(What needs to be done): Give back the records below exactly, every one, with no pictures.

(Items from a dataset):
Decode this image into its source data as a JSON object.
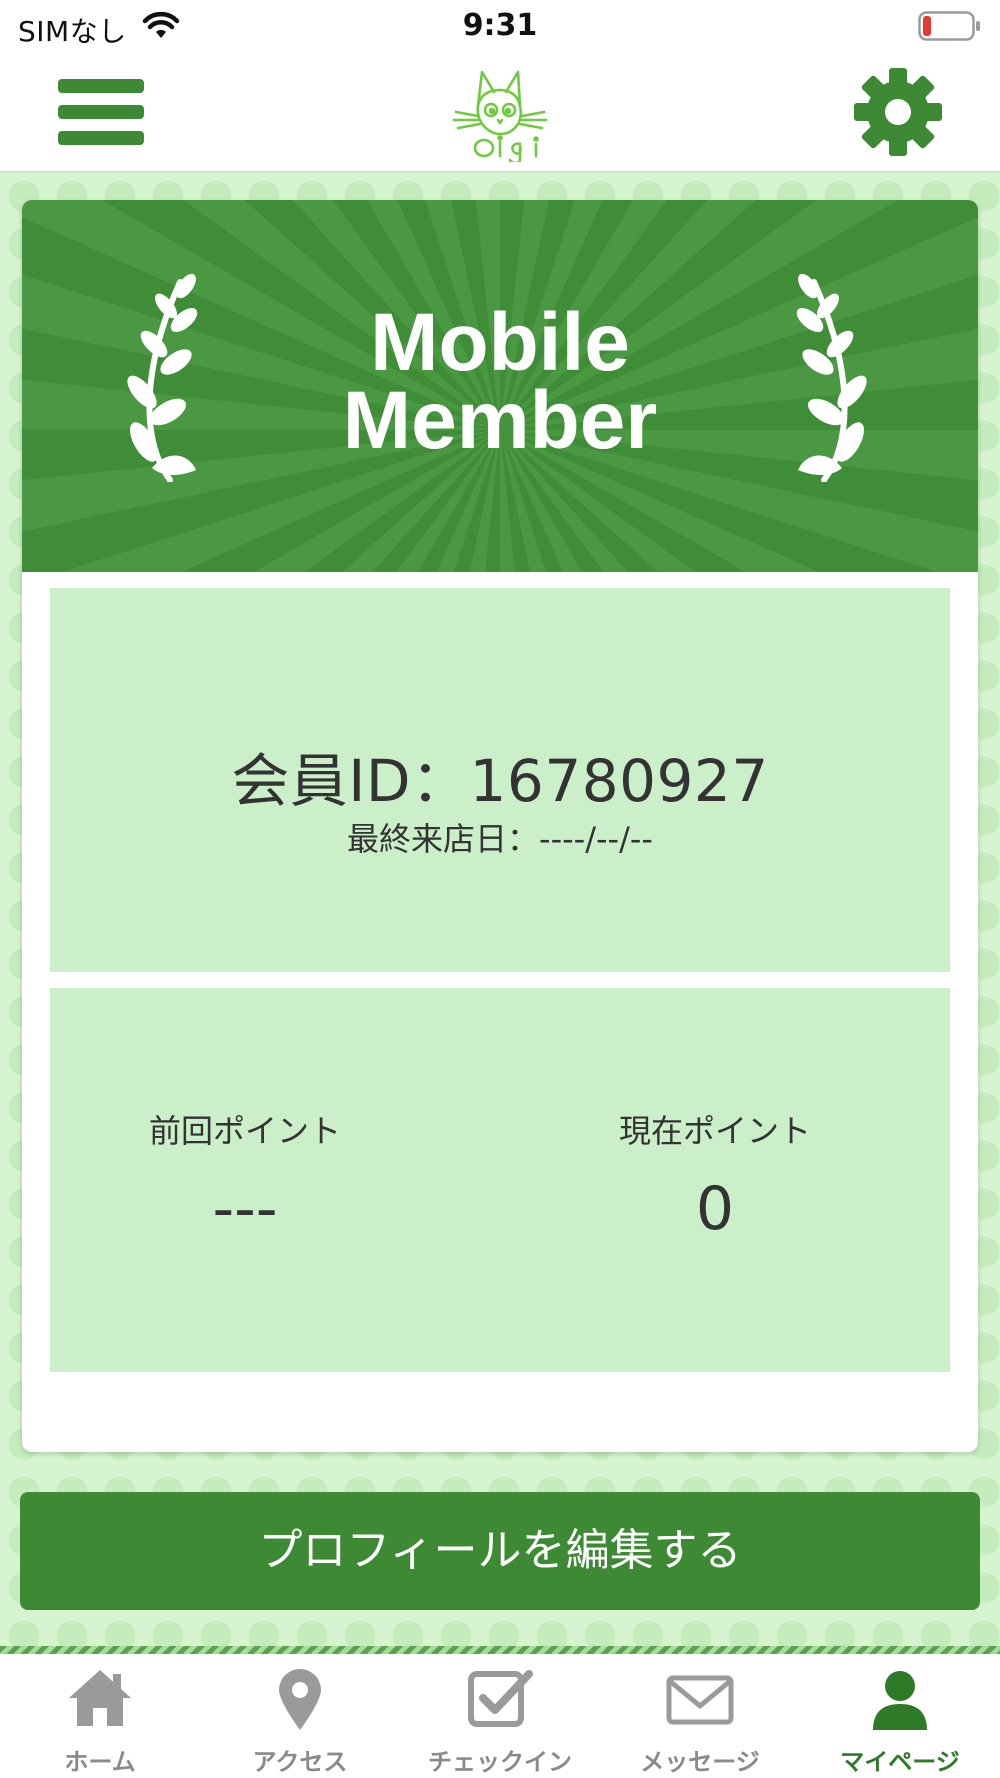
{
  "status_bar": {
    "carrier": "SIMなし",
    "time": "9:31"
  },
  "colors": {
    "brand_green": "#3e8a34",
    "panel_green": "#cbefc8",
    "background_green": "#d6f4d0",
    "battery_low": "#e53935",
    "tab_inactive": "#8a8a8a"
  },
  "header": {
    "logo_text": "Oigi",
    "menu_icon": "hamburger-icon",
    "settings_icon": "gear-icon"
  },
  "card": {
    "banner_line1": "Mobile",
    "banner_line2": "Member",
    "member_id": "会員ID：16780927",
    "last_visit": "最終来店日：----/--/--",
    "points": {
      "previous_label": "前回ポイント",
      "previous_value": "---",
      "current_label": "現在ポイント",
      "current_value": "0"
    }
  },
  "edit_profile_label": "プロフィールを編集する",
  "tabs": [
    {
      "label": "ホーム",
      "icon": "home-icon",
      "active": false
    },
    {
      "label": "アクセス",
      "icon": "map-pin-icon",
      "active": false
    },
    {
      "label": "チェックイン",
      "icon": "checkbox-icon",
      "active": false
    },
    {
      "label": "メッセージ",
      "icon": "envelope-icon",
      "active": false
    },
    {
      "label": "マイページ",
      "icon": "user-icon",
      "active": true
    }
  ]
}
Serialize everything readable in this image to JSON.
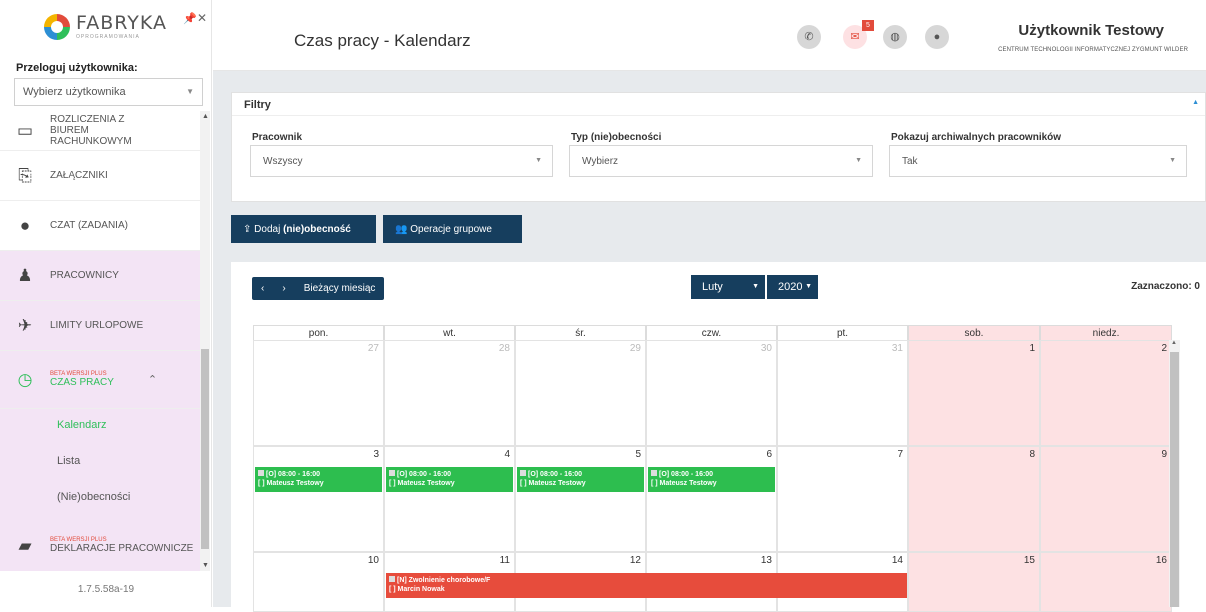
{
  "sidebar": {
    "logo_text": "FABRYKA",
    "logo_sub": "OPROGRAMOWANIA",
    "browse_label": "Przeloguj użytkownika:",
    "browse_placeholder": "Wybierz użytkownika",
    "items": [
      {
        "label": "ROZLICZENIA Z BIUREM RACHUNKOWYM",
        "icon": "credit-card-icon",
        "glyph": "▭"
      },
      {
        "label": "ZAŁĄCZNIKI",
        "icon": "paperclip-icon",
        "glyph": "⎘"
      },
      {
        "label": "CZAT (ZADANIA)",
        "icon": "chat-icon",
        "glyph": "💬"
      },
      {
        "label": "PRACOWNICY",
        "icon": "person-icon",
        "glyph": "♟"
      },
      {
        "label": "LIMITY URLOPOWE",
        "icon": "plane-icon",
        "glyph": "✈"
      },
      {
        "label": "CZAS PRACY",
        "beta": "BETA WERSJI PLUS",
        "icon": "clock-icon",
        "glyph": "◷"
      },
      {
        "label": "DEKLARACJE PRACOWNICZE",
        "beta": "BETA WERSJI PLUS",
        "icon": "book-icon",
        "glyph": "▰"
      }
    ],
    "sub_items": [
      "Kalendarz",
      "Lista",
      "(Nie)obecności"
    ],
    "version": "1.7.5.58a-19"
  },
  "header": {
    "title": "Czas pracy - Kalendarz",
    "mail_count": "5",
    "user_name": "Użytkownik Testowy",
    "user_org": "CENTRUM TECHNOLOGII INFORMATYCZNEJ ZYGMUNT WILDER"
  },
  "filters": {
    "title": "Filtry",
    "employee_label": "Pracownik",
    "employee_value": "Wszyscy",
    "type_label": "Typ (nie)obecności",
    "type_value": "Wybierz",
    "archive_label": "Pokazuj archiwalnych pracowników",
    "archive_value": "Tak"
  },
  "actions": {
    "add_prefix": "Dodaj ",
    "add_bold": "(nie)obecność",
    "group_ops": "Operacje grupowe"
  },
  "calendar": {
    "prev": "‹",
    "next": "›",
    "current_month": "Bieżący miesiąc",
    "month": "Luty",
    "year": "2020",
    "selected": "Zaznaczono: 0",
    "days": [
      "pon.",
      "wt.",
      "śr.",
      "czw.",
      "pt.",
      "sob.",
      "niedz."
    ],
    "week1": [
      "27",
      "28",
      "29",
      "30",
      "31",
      "1",
      "2"
    ],
    "week2": [
      "3",
      "4",
      "5",
      "6",
      "7",
      "8",
      "9"
    ],
    "week3": [
      "10",
      "11",
      "12",
      "13",
      "14",
      "15",
      "16"
    ],
    "event_time": "[O] 08:00 - 16:00",
    "event_person": "[ ] Mateusz Testowy",
    "sick_title": "[N] Zwolnienie chorobowe/F",
    "sick_person": "[ ] Marcin Nowak"
  },
  "colors": {
    "accent": "#163e5e",
    "green": "#2dbe4f",
    "red": "#e74c3c",
    "weekend": "#fde1e3",
    "menu_pink": "#f3e4f5"
  }
}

(Solution):
Decode this image into its source data as a JSON object.
{
  "status_bar": {
    "carrier": "SIMなし",
    "time": "9:31"
  },
  "colors": {
    "brand_green": "#3e8a34",
    "panel_green": "#cbefc8",
    "background_green": "#d6f4d0",
    "battery_low": "#e53935",
    "tab_inactive": "#8a8a8a"
  },
  "header": {
    "logo_text": "Oigi",
    "menu_icon": "hamburger-icon",
    "settings_icon": "gear-icon"
  },
  "card": {
    "banner_line1": "Mobile",
    "banner_line2": "Member",
    "member_id": "会員ID：16780927",
    "last_visit": "最終来店日：----/--/--",
    "points": {
      "previous_label": "前回ポイント",
      "previous_value": "---",
      "current_label": "現在ポイント",
      "current_value": "0"
    }
  },
  "edit_profile_label": "プロフィールを編集する",
  "tabs": [
    {
      "label": "ホーム",
      "icon": "home-icon",
      "active": false
    },
    {
      "label": "アクセス",
      "icon": "map-pin-icon",
      "active": false
    },
    {
      "label": "チェックイン",
      "icon": "checkbox-icon",
      "active": false
    },
    {
      "label": "メッセージ",
      "icon": "envelope-icon",
      "active": false
    },
    {
      "label": "マイページ",
      "icon": "user-icon",
      "active": true
    }
  ]
}
Serialize everything readable in this image to JSON.
{
  "sidebar": {
    "logo_text": "FABRYKA",
    "logo_sub": "OPROGRAMOWANIA",
    "browse_label": "Przeloguj użytkownika:",
    "browse_placeholder": "Wybierz użytkownika",
    "items": [
      {
        "label": "ROZLICZENIA Z BIUREM RACHUNKOWYM",
        "icon": "credit-card-icon",
        "glyph": "▭"
      },
      {
        "label": "ZAŁĄCZNIKI",
        "icon": "paperclip-icon",
        "glyph": "⎘"
      },
      {
        "label": "CZAT (ZADANIA)",
        "icon": "chat-icon",
        "glyph": "💬"
      },
      {
        "label": "PRACOWNICY",
        "icon": "person-icon",
        "glyph": "♟"
      },
      {
        "label": "LIMITY URLOPOWE",
        "icon": "plane-icon",
        "glyph": "✈"
      },
      {
        "label": "CZAS PRACY",
        "beta": "BETA WERSJI PLUS",
        "icon": "clock-icon",
        "glyph": "◷"
      },
      {
        "label": "DEKLARACJE PRACOWNICZE",
        "beta": "BETA WERSJI PLUS",
        "icon": "book-icon",
        "glyph": "▰"
      }
    ],
    "sub_items": [
      "Kalendarz",
      "Lista",
      "(Nie)obecności"
    ],
    "version": "1.7.5.58a-19"
  },
  "header": {
    "title": "Czas pracy - Kalendarz",
    "mail_count": "5",
    "user_name": "Użytkownik Testowy",
    "user_org": "CENTRUM TECHNOLOGII INFORMATYCZNEJ ZYGMUNT WILDER"
  },
  "filters": {
    "title": "Filtry",
    "employee_label": "Pracownik",
    "employee_value": "Wszyscy",
    "type_label": "Typ (nie)obecności",
    "type_value": "Wybierz",
    "archive_label": "Pokazuj archiwalnych pracowników",
    "archive_value": "Tak"
  },
  "actions": {
    "add_prefix": "Dodaj ",
    "add_bold": "(nie)obecność",
    "group_ops": "Operacje grupowe"
  },
  "calendar": {
    "prev": "‹",
    "next": "›",
    "current_month": "Bieżący miesiąc",
    "month": "Luty",
    "year": "2020",
    "selected": "Zaznaczono: 0",
    "days": [
      "pon.",
      "wt.",
      "śr.",
      "czw.",
      "pt.",
      "sob.",
      "niedz."
    ],
    "week1": [
      "27",
      "28",
      "29",
      "30",
      "31",
      "1",
      "2"
    ],
    "week2": [
      "3",
      "4",
      "5",
      "6",
      "7",
      "8",
      "9"
    ],
    "week3": [
      "10",
      "11",
      "12",
      "13",
      "14",
      "15",
      "16"
    ],
    "event_time": "[O] 08:00 - 16:00",
    "event_person": "[ ] Mateusz Testowy",
    "sick_title": "[N] Zwolnienie chorobowe/F",
    "sick_person": "[ ] Marcin Nowak"
  },
  "colors": {
    "accent": "#163e5e",
    "green": "#2dbe4f",
    "red": "#e74c3c",
    "weekend": "#fde1e3",
    "menu_pink": "#f3e4f5"
  }
}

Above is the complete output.